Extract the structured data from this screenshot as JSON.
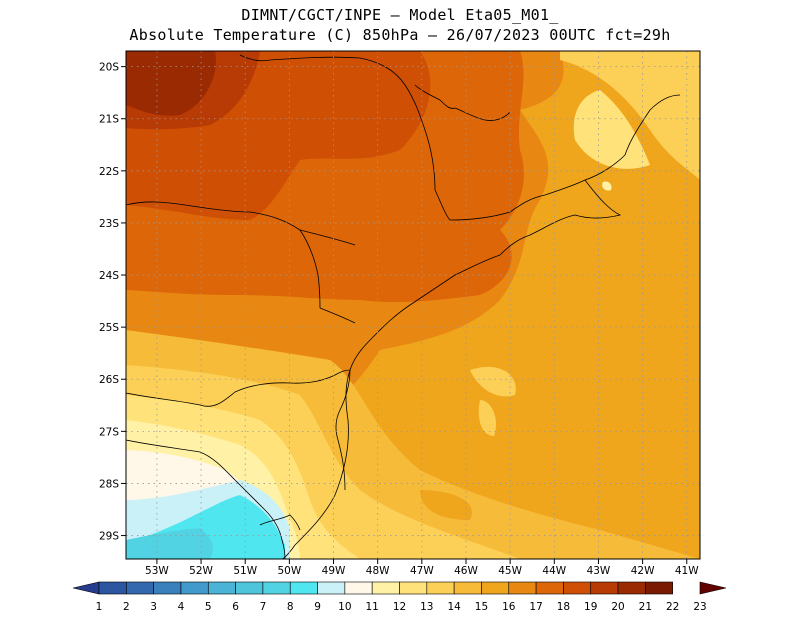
{
  "header": {
    "line1": "DIMNT/CGCT/INPE –  Model Eta05_M01_",
    "line2": "Absolute Temperature (C) 850hPa –  26/07/2023 00UTC fct=29h"
  },
  "map": {
    "lon_range": [
      -53.7,
      -40.7
    ],
    "lat_range": [
      -29.45,
      -19.7
    ],
    "lat_labels": [
      "20S",
      "21S",
      "22S",
      "23S",
      "24S",
      "25S",
      "26S",
      "27S",
      "28S",
      "29S"
    ],
    "lon_labels": [
      "53W",
      "52W",
      "51W",
      "50W",
      "49W",
      "48W",
      "47W",
      "46W",
      "45W",
      "44W",
      "43W",
      "42W",
      "41W"
    ],
    "gridlines": "dotted"
  },
  "colorbar": {
    "labels": [
      "1",
      "2",
      "3",
      "4",
      "5",
      "6",
      "7",
      "8",
      "9",
      "10",
      "11",
      "12",
      "13",
      "14",
      "15",
      "16",
      "17",
      "18",
      "19",
      "20",
      "21",
      "22",
      "23"
    ],
    "colors": [
      "#253d8c",
      "#2c569f",
      "#3468ae",
      "#3a80bd",
      "#419acb",
      "#4bb3d6",
      "#4fc5dc",
      "#52d3e3",
      "#4fe6ef",
      "#c9f1f7",
      "#fff7e8",
      "#fff2a6",
      "#ffe27a",
      "#fccf57",
      "#f6bb38",
      "#efa61d",
      "#e88812",
      "#dd6608",
      "#cf4f05",
      "#b83a04",
      "#9a2a02",
      "#7b1a02",
      "#620000"
    ]
  }
}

-----

## What is required
Each entry gets copied exactly; the pictures stay out.

## Result
Extract the structured data from this screenshot as JSON.
{
  "header": {
    "line1": "DIMNT/CGCT/INPE –  Model Eta05_M01_",
    "line2": "Absolute Temperature (C) 850hPa –  26/07/2023 00UTC fct=29h"
  },
  "map": {
    "lon_range": [
      -53.7,
      -40.7
    ],
    "lat_range": [
      -29.45,
      -19.7
    ],
    "lat_labels": [
      "20S",
      "21S",
      "22S",
      "23S",
      "24S",
      "25S",
      "26S",
      "27S",
      "28S",
      "29S"
    ],
    "lon_labels": [
      "53W",
      "52W",
      "51W",
      "50W",
      "49W",
      "48W",
      "47W",
      "46W",
      "45W",
      "44W",
      "43W",
      "42W",
      "41W"
    ],
    "gridlines": "dotted"
  },
  "colorbar": {
    "labels": [
      "1",
      "2",
      "3",
      "4",
      "5",
      "6",
      "7",
      "8",
      "9",
      "10",
      "11",
      "12",
      "13",
      "14",
      "15",
      "16",
      "17",
      "18",
      "19",
      "20",
      "21",
      "22",
      "23"
    ],
    "colors": [
      "#253d8c",
      "#2c569f",
      "#3468ae",
      "#3a80bd",
      "#419acb",
      "#4bb3d6",
      "#4fc5dc",
      "#52d3e3",
      "#4fe6ef",
      "#c9f1f7",
      "#fff7e8",
      "#fff2a6",
      "#ffe27a",
      "#fccf57",
      "#f6bb38",
      "#efa61d",
      "#e88812",
      "#dd6608",
      "#cf4f05",
      "#b83a04",
      "#9a2a02",
      "#7b1a02",
      "#620000"
    ]
  }
}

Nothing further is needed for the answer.